■ Task statement ■
Collect each line of the records containing the string "other".

■ Source records ■

:::::

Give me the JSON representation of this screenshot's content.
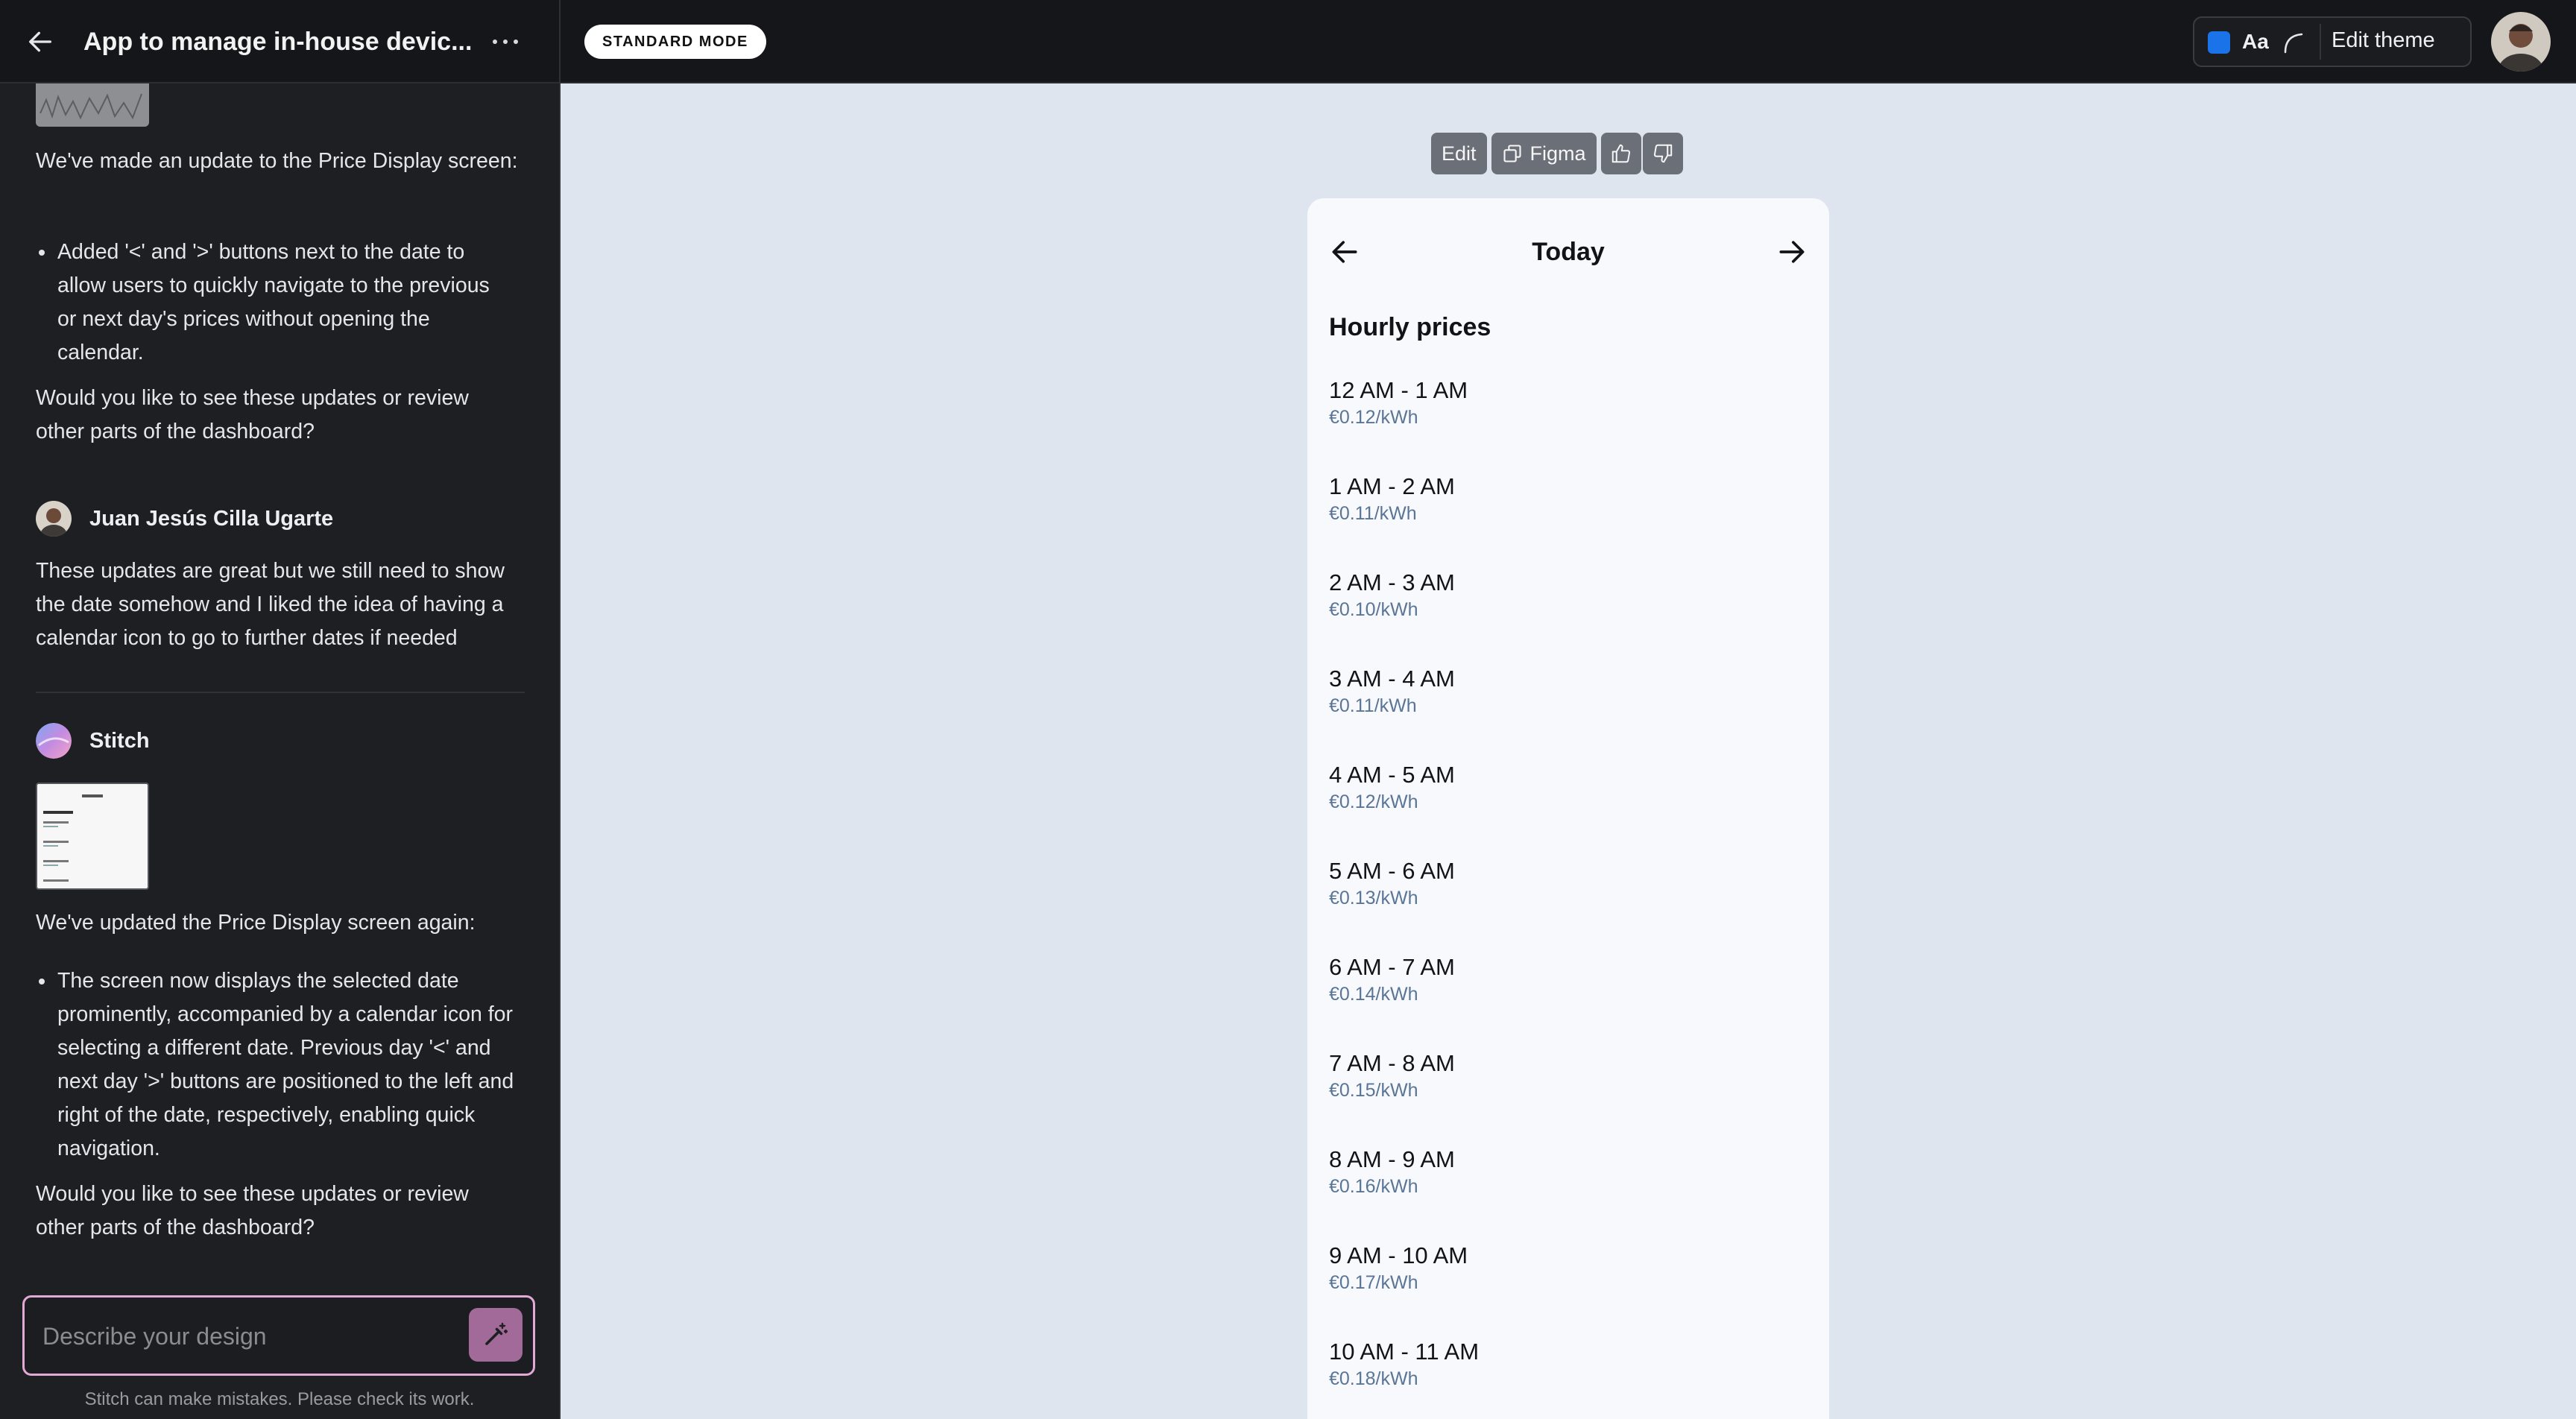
{
  "sidebar": {
    "title": "App to manage in-house devic...",
    "messages": {
      "m1_intro": "We've made an update to the Price Display screen:",
      "m1_bullet": "Added '<' and '>' buttons next to the date to allow users to quickly navigate to the previous or next day's prices without opening the calendar.",
      "m1_outro": "Would you like to see these updates or review other parts of the dashboard?",
      "user_name": "Juan Jesús Cilla Ugarte",
      "user_text": "These updates are great but we still need to show the date somehow and I liked the idea of having a calendar icon to go to further dates if needed",
      "bot_name": "Stitch",
      "m2_intro": "We've updated the Price Display screen again:",
      "m2_bullet": "The screen now displays the selected date prominently, accompanied by a calendar icon for selecting a different date. Previous day '<' and next day '>' buttons are positioned to the left and right of the date, respectively, enabling quick navigation.",
      "m2_outro": "Would you like to see these updates or review other parts of the dashboard?"
    },
    "prompt_placeholder": "Describe your design",
    "disclaimer": "Stitch can make mistakes. Please check its work."
  },
  "topbar": {
    "mode_badge": "STANDARD MODE",
    "theme_aa": "Aa",
    "theme_color": "#1a73e8",
    "edit_theme": "Edit theme"
  },
  "toolbar": {
    "edit": "Edit",
    "figma": "Figma"
  },
  "phone": {
    "date": "Today",
    "heading": "Hourly prices",
    "slots": [
      {
        "time": "12 AM - 1 AM",
        "price": "€0.12/kWh"
      },
      {
        "time": "1 AM - 2 AM",
        "price": "€0.11/kWh"
      },
      {
        "time": "2 AM - 3 AM",
        "price": "€0.10/kWh"
      },
      {
        "time": "3 AM - 4 AM",
        "price": "€0.11/kWh"
      },
      {
        "time": "4 AM - 5 AM",
        "price": "€0.12/kWh"
      },
      {
        "time": "5 AM - 6 AM",
        "price": "€0.13/kWh"
      },
      {
        "time": "6 AM - 7 AM",
        "price": "€0.14/kWh"
      },
      {
        "time": "7 AM - 8 AM",
        "price": "€0.15/kWh"
      },
      {
        "time": "8 AM - 9 AM",
        "price": "€0.16/kWh"
      },
      {
        "time": "9 AM - 10 AM",
        "price": "€0.17/kWh"
      },
      {
        "time": "10 AM - 11 AM",
        "price": "€0.18/kWh"
      }
    ]
  }
}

:::::

■ Result below ■
      "m1_outro": "Would you like to see these updates or review other parts of the dashboard?",
      "m2_outro": "Would you like to see these updates or review other parts of the dashboard?"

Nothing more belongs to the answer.